Go through the material below and copy each line where the word "title" appears.

============================================================

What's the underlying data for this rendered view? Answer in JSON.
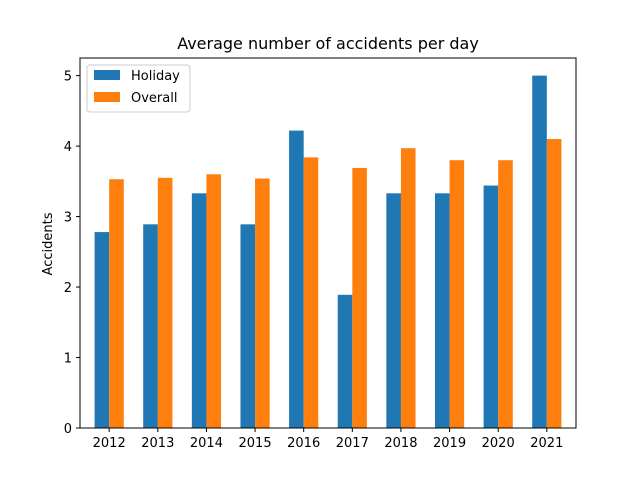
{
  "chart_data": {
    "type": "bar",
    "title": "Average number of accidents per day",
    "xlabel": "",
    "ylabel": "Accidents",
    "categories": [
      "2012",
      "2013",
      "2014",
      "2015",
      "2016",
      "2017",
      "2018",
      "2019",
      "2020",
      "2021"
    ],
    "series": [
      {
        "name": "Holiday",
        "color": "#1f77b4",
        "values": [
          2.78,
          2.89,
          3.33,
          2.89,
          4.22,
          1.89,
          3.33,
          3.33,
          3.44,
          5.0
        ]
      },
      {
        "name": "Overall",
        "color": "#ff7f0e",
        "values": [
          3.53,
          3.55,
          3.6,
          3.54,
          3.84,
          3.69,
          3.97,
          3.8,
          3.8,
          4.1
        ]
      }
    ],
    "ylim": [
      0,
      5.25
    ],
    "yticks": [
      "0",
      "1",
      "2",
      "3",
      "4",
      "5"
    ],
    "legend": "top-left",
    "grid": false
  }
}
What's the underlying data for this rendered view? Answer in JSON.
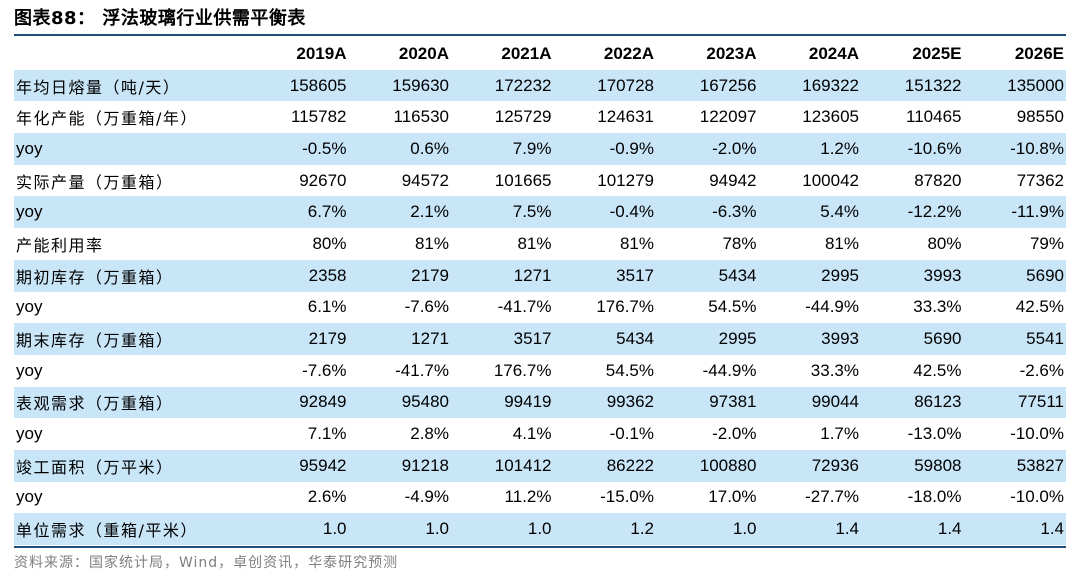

============================================================

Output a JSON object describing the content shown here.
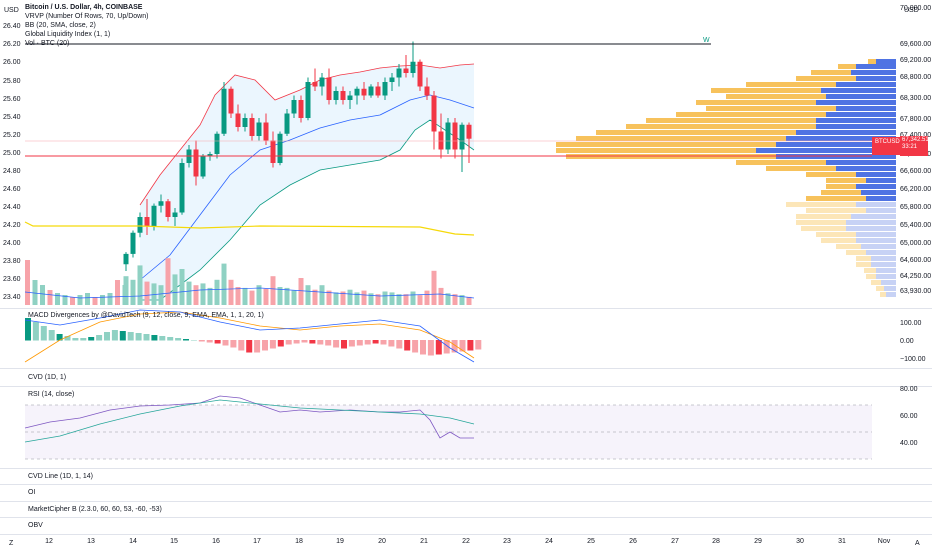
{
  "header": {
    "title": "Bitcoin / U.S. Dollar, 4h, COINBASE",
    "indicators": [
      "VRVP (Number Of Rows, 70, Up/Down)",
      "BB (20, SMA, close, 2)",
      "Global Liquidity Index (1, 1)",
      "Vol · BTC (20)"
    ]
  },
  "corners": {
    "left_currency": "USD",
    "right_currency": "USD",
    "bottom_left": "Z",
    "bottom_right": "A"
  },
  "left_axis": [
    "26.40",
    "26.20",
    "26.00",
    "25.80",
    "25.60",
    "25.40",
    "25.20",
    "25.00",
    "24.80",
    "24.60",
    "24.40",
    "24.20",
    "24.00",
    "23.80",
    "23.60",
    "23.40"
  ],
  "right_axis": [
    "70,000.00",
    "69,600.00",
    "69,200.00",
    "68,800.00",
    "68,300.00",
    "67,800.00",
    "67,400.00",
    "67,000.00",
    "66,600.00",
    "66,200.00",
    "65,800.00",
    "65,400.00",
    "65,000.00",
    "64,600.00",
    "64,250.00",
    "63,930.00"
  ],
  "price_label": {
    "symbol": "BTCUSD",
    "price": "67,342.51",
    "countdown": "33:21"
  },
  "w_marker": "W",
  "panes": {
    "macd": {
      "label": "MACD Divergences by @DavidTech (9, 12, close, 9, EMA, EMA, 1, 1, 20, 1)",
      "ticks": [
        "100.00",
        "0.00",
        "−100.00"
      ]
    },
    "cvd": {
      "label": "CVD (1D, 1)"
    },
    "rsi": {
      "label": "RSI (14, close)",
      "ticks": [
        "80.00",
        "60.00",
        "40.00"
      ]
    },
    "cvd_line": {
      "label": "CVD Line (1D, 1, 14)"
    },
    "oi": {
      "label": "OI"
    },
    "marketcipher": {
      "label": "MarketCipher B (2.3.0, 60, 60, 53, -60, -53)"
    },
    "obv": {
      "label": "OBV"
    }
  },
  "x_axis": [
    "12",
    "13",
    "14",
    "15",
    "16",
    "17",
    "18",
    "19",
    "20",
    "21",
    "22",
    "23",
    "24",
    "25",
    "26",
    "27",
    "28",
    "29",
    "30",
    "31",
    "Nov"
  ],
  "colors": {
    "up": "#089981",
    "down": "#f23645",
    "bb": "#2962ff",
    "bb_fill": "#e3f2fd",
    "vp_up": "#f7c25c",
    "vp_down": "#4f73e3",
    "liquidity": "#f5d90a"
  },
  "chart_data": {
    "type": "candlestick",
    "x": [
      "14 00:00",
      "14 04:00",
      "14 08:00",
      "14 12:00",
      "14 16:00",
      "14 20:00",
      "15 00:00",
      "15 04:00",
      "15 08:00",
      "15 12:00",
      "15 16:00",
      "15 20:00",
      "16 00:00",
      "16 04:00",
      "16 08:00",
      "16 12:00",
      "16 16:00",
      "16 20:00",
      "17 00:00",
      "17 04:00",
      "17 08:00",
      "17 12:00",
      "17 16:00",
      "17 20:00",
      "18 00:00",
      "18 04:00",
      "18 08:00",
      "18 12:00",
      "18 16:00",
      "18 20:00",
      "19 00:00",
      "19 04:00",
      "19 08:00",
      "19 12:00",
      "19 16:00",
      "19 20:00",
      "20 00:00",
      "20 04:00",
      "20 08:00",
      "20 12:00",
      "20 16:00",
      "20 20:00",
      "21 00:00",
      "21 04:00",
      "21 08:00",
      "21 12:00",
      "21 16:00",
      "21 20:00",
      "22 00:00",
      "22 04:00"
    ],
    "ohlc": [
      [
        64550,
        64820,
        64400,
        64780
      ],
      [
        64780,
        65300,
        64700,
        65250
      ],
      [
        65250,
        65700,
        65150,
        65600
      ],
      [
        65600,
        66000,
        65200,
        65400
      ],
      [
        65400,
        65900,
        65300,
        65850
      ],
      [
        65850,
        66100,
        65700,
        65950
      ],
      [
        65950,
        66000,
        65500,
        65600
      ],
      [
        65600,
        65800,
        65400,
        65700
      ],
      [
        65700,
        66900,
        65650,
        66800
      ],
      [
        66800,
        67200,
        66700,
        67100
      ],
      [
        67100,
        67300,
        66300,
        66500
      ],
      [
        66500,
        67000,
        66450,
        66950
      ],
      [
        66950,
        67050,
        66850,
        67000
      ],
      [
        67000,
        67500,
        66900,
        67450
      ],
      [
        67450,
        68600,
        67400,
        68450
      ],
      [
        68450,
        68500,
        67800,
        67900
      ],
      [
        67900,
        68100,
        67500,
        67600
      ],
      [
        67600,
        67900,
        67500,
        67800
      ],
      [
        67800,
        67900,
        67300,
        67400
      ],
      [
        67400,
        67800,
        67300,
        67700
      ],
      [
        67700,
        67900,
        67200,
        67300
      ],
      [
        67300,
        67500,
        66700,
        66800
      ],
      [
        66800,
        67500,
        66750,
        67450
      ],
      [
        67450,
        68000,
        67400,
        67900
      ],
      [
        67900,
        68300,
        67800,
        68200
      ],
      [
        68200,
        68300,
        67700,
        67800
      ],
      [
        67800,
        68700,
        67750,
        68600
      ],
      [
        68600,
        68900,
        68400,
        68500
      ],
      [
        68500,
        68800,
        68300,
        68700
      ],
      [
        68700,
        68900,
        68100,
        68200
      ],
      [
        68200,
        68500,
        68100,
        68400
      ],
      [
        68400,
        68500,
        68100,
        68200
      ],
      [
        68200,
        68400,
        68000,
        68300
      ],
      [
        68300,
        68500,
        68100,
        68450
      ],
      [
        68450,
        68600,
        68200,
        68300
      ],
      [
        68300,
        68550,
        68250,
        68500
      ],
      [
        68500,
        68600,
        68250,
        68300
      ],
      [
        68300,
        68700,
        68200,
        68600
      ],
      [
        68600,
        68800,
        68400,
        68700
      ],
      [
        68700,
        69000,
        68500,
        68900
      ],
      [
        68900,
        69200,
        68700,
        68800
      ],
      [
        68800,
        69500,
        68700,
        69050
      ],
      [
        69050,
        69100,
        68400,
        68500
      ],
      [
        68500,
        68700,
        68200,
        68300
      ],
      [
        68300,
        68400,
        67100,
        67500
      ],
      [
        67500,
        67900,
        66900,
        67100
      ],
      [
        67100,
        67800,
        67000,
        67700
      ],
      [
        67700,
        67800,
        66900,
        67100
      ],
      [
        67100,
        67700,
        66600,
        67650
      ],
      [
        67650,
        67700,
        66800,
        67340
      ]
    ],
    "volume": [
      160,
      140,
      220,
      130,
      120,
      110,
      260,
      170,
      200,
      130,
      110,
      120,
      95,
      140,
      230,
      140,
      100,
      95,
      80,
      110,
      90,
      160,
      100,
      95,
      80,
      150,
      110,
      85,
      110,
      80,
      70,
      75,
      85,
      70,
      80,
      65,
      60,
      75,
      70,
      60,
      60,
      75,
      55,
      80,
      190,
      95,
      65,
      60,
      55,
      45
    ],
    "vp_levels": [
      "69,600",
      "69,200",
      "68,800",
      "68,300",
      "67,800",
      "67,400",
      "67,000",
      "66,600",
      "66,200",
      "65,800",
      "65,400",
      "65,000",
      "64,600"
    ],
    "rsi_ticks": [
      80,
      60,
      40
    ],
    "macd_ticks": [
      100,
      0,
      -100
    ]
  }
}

============================================================

→ SOLVED EXERCISE:
    "title": "Average number of accidents per day",
    "title": "Bitcoin / U.S. Dollar, 4h, COINBASE",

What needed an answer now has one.